L’ergastolo ostativo quindi non è stato affatto abolito, per fortuna, ma si è chiesto al legislatore di voler predisporre un regime normativo più articolato, in grado, aggiungiamo noi, di consentire al giudice una maggiore discrezione nella valutazione della permanenza della ostatività. La norma che il Parlamento dovrà riscrivere entro il 10 maggio dell’anno prossimo è l’articolo 4 bis dell’ordinamento penitenziario che attualmente vieta ai condannati al fine pena mai per fatti di mafia e terrorismo di accedere alla liberazione condizionale tranne che se essi non decidano di collaborare con la magistratura.

Come chiarito dalle motivazioni della sentenza, la Corte costituzionale ha ritenuto che il meccanismo della collaborazione in cambio della libertà, può assumere una portata drammatica allorché obbliga a scegliere tra la possibilità di riacquisire la libertà e il suo contrario, cioè un destino di reclusione senza fine. Ciò non significa affatto, ha correttamente chiarito la Corte, svalutare il rilievo e utilità della collaborazione, intesa come libera e meditata decisione di dimostrare l’avvenuta rottura con l’ambiente criminale, e che certamente mantiene il proprio positivo valore, riconosciuto dalla legislazione premiale vigente, qui non in discussione. Significa, invece, negarne la compatibilità con la Costituzione se e in quanto essa risulti l’unica possibile strada, a disposizione del condannato all’ergastolo, per accedere alla liberazione condizionale.

Attenzione, secondo i giudici costituzionali, per i condannati all’ergastolo a seguito di reati connessi alla criminalità organizzata, la disciplina dell’ostatività, da una parte eleva la utile collaborazione a presupposto indefettibile per l’accesso (anche) alla liberazione condizionale, dall’altra ben può sancire, a carico del detenuto non collaborante, una presunzione di perdurante pericolosità, dovuta alla mancata rescissione dei suoi collegamenti con la criminalità organizzata, ma tale presunzione non può essere assoluta, perché non superabile da altro se non dalla collaborazione stessa. Come dire, che la presunzione può certamente perdurare nel nostro sistema ma deve poter essere superabile anche attraverso altri elementi o valutazioni; elementi e valutazioni che, una volta riscritti dal legislatore, saranno di volta in volta rimessi alla decisione del giudice. Deve quindi essere spiegato che l’incompatibilità con la Costituzione, che fa seguito alla sancita incompatibilità con la Convenzione dei diritti dell’uomo, si manifesta nel carattere assoluto di questa presunzione poiché, allo stato, la collaborazione con la giustizia è l’unica strada a disposizione dell’ergastolano ostativo per accedere al procedimento che potrebbe portarlo alla liberazione condizionale. D’altronde, hanno affermato i nostri giudici costituzionali, la collaborazione con la giustizia non necessariamente è sintomo di credibile ravvedimento, così come il suo contrario non può assurgere a insuperabile indice legale di mancato ravvedimento: la condotta di collaborazione ben può essere frutto di mere valutazioni utilitaristiche in vista dei vantaggi che la legge vi connette, e non anche segno di effettiva risocializzazione, così come, di converso, la scelta di non collaborare può esser determinata da ragioni che nulla hanno a che vedere con il mantenimento di legami con associazioni criminali.

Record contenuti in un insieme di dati
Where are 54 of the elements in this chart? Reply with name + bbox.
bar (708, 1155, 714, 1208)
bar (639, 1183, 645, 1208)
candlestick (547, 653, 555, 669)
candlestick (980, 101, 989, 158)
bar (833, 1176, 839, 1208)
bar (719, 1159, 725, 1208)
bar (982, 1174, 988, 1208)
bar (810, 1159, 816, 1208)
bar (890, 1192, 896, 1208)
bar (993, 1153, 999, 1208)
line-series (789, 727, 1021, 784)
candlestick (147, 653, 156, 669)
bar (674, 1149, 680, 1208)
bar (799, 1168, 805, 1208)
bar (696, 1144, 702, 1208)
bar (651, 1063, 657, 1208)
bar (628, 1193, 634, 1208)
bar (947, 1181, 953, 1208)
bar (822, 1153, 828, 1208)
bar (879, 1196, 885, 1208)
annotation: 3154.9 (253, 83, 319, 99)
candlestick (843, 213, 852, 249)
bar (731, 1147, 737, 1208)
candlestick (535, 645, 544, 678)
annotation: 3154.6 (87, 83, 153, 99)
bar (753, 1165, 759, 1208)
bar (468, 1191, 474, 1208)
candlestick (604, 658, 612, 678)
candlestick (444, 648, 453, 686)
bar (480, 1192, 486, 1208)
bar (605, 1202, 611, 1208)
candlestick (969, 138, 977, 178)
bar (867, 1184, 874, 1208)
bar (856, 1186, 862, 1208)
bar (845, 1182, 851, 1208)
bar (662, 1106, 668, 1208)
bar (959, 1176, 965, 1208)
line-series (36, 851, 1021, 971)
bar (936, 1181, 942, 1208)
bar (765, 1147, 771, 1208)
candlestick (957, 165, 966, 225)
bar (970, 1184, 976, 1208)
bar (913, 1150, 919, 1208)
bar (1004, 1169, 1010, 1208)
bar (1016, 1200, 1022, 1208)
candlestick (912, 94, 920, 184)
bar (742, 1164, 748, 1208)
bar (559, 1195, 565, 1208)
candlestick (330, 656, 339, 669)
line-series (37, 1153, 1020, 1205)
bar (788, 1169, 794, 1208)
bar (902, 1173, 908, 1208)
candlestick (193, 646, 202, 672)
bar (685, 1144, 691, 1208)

§ **Attività richieste**
A - Per ciascuna delle affermazioni seguenti, stabilisca se concorda con il testo sull’ergastolo ostativo, rispondendo sì o no e citando testualmente le parole decisive: (i) la Corte costituzionale ha abolito l’ergastolo ostativo; (ii) il Parlamento dovrà riscrivere l’articolo 4 bis dell’ordinamento penitenziario entro il 10 maggio dell’anno prossimo; (iii) secondo la Corte, la scelta di non collaborare dimostra sempre il mantenimento di legami con associazioni criminali.
B - Riprenda il testo sull’ergastolo ostativo e lo prosegua a partire dalla sua ultima frase.

§ **Soluzioni degli esercizi**
A -
(i) No: «L’ergastolo ostativo quindi non è stato affatto abolito».
(ii) Sì: «La norma che il Parlamento dovrà riscrivere entro il 10 maggio dell’anno prossimo è l’articolo 4 bis dell’ordinamento penitenziario».
(iii) No: «la scelta di non collaborare può esser determinata da ragioni che nulla hanno a che vedere con il mantenimento di legami con associazioni criminali».

B -
Benché aspramente critica da molti giuristi, non azzardata appare poi la scelta di mettere in mora il legislatore, ovvero di invocare un suo intervento risolutivo della questione poiché, altrimenti, una dichiarazione di incostituzionalità sic et simpliciter avrebbe essa sì prodotto un azzeramento della disciplina con conseguente liberi tutti, senza distinzioni di sorta, tanto ai gregari quanto ai grandi capi delle consorterie criminali. Per la verità, il legislatore ben avrebbe potuto in questi ultimi due anni prendere atto delle precedenti decisioni della Corte europea e della stessa Corte costituzionale, intervenendo con una nuova architettura della disciplina dell’ergastolo ostativo ma, evidentemente, una simile presa di coscienza con annesso atto di coraggio non è forse patrimonio del nostro Parlamento, ora alle prese con la pandemia, due anni fa, invece, in altre faccende affaccendato.